--- Start ---

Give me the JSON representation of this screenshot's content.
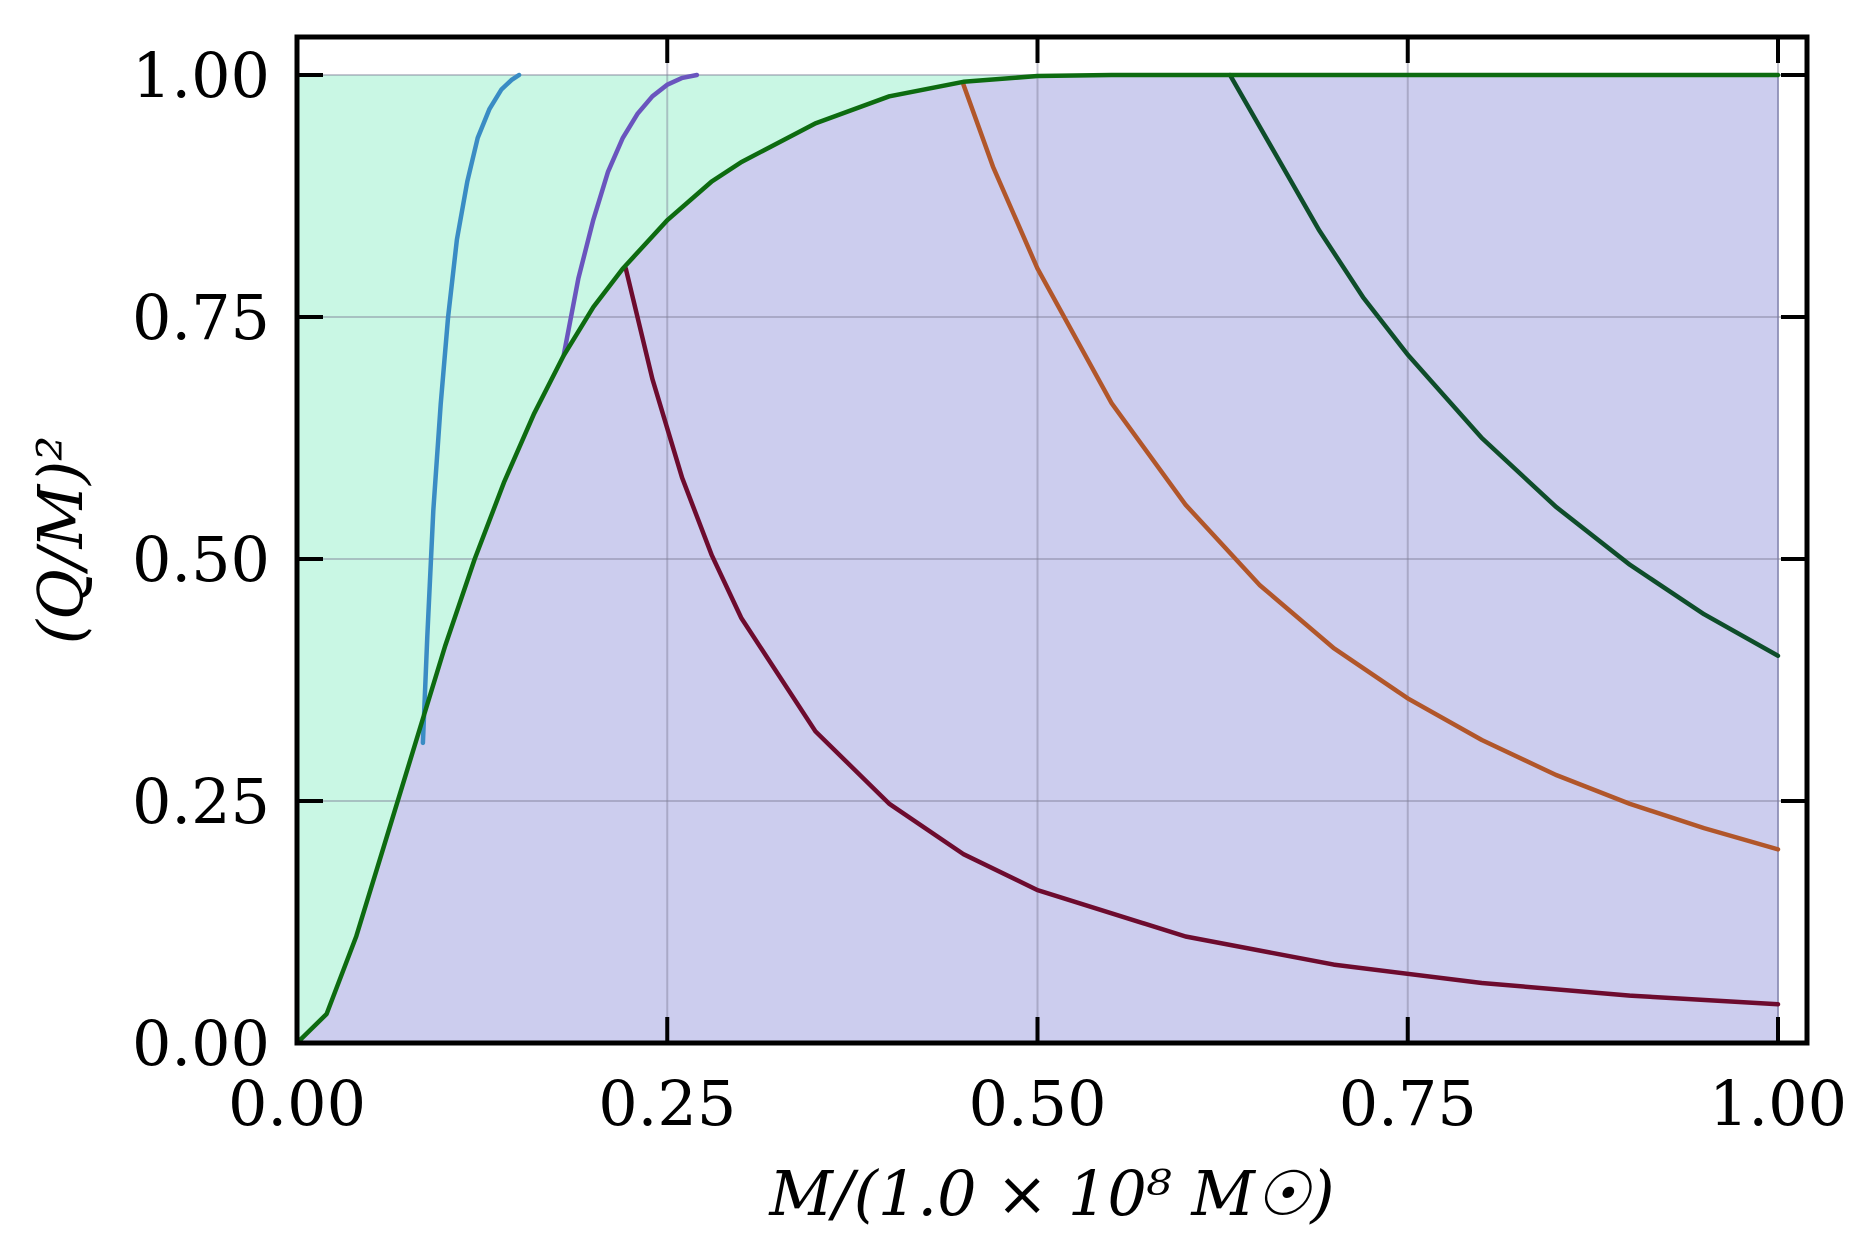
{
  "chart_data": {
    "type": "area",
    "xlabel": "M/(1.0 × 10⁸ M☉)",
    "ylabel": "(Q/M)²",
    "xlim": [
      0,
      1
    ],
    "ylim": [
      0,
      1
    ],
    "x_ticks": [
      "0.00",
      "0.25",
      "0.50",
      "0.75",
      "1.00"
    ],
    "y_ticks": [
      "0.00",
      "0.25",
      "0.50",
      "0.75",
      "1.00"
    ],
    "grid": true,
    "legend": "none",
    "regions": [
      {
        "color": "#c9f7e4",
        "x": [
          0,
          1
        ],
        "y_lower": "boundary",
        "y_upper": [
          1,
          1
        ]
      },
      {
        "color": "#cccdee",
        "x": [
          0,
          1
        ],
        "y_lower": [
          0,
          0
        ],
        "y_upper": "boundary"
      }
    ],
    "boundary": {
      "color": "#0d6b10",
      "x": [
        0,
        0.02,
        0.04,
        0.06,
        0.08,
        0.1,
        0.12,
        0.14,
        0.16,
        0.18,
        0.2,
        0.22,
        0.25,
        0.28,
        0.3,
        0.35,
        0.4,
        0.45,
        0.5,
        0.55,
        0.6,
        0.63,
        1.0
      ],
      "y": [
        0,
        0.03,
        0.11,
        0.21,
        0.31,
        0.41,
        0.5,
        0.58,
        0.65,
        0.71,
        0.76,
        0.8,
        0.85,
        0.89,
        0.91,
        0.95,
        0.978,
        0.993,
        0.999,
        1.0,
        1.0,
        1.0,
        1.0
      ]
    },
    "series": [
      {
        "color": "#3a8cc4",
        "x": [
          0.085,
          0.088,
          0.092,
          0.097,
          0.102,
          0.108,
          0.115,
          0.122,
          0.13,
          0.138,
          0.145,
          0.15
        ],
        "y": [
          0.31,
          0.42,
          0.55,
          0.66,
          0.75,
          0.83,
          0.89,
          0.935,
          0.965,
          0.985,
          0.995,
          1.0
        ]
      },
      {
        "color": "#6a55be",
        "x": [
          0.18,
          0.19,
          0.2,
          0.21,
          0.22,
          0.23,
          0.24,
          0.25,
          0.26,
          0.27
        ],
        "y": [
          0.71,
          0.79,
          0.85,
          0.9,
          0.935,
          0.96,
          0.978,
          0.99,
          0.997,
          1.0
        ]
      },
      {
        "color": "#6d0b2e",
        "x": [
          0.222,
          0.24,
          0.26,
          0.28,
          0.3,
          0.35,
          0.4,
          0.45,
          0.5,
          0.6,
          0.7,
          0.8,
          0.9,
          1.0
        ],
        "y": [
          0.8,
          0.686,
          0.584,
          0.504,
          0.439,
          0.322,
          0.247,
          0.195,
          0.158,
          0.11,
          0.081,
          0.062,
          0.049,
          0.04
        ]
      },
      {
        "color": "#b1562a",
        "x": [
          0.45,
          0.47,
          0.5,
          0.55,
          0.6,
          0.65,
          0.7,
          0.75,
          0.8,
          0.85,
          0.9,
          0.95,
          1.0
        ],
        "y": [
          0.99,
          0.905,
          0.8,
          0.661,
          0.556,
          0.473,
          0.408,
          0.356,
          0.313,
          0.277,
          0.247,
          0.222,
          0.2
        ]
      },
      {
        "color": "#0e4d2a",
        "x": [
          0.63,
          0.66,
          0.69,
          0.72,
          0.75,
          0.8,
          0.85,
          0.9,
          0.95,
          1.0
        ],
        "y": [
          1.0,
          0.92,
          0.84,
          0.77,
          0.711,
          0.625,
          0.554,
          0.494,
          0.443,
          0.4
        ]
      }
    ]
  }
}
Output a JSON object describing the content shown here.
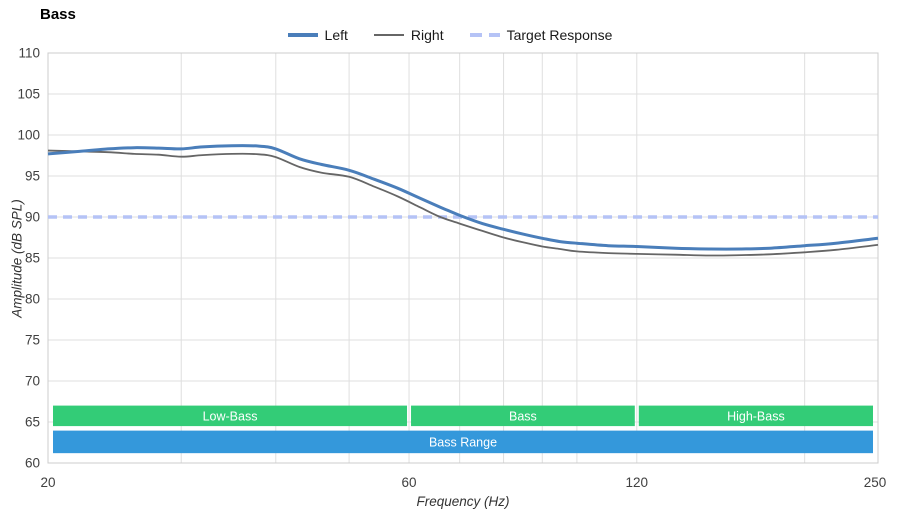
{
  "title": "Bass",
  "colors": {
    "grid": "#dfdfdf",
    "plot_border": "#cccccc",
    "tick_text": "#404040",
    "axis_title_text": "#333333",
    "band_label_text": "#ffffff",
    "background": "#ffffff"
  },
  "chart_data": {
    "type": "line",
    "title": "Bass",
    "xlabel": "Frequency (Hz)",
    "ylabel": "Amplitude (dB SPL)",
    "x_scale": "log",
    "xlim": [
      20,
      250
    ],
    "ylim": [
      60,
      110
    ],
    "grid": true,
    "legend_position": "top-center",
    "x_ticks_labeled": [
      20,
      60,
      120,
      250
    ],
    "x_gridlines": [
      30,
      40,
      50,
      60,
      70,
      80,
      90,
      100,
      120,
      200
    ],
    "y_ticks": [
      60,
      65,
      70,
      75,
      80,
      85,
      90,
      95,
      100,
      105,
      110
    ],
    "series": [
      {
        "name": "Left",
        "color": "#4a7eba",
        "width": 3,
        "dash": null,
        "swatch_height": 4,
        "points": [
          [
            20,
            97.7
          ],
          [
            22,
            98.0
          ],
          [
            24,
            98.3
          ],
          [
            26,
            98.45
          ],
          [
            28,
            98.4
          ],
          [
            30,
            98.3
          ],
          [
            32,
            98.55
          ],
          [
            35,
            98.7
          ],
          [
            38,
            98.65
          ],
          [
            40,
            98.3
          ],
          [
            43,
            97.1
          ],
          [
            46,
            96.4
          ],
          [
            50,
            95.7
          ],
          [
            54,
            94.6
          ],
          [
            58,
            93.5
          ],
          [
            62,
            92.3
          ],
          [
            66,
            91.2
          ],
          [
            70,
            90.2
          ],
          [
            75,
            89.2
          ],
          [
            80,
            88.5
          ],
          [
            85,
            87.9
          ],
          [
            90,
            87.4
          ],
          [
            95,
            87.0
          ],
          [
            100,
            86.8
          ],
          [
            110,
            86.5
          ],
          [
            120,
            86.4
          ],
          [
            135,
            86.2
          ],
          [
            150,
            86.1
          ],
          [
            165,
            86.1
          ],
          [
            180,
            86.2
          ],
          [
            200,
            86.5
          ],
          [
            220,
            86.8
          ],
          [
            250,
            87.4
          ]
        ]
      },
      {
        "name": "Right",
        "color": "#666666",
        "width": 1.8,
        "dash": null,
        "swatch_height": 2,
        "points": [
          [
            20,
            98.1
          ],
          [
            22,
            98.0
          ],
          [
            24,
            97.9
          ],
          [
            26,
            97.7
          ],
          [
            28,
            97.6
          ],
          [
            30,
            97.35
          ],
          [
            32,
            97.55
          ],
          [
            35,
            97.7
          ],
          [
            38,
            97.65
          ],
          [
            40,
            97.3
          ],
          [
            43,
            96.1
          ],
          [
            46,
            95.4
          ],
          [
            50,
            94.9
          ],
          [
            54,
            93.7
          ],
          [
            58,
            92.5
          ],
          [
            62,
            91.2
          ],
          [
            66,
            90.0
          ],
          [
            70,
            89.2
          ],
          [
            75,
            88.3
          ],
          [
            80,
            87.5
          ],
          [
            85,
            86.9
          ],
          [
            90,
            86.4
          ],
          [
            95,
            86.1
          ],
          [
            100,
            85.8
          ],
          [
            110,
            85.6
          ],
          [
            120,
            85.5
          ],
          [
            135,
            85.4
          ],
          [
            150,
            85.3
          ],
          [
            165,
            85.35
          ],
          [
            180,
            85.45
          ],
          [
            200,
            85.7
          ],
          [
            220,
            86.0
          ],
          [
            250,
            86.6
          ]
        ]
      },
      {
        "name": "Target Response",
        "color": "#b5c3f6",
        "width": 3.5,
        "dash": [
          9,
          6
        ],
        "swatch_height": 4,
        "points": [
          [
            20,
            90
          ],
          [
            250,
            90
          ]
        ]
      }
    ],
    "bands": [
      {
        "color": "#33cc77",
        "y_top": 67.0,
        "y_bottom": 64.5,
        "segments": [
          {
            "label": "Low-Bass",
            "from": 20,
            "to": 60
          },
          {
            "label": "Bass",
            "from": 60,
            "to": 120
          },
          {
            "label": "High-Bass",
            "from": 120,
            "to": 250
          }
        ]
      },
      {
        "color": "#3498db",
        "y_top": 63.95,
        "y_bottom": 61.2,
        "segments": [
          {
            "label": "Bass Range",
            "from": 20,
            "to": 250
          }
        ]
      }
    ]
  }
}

--- End ---

## Job
Where a line holds "boundary", copy that line.

## Exercise result
        "y_lower": "boundary",
        "y_upper": "boundary"
    "boundary": {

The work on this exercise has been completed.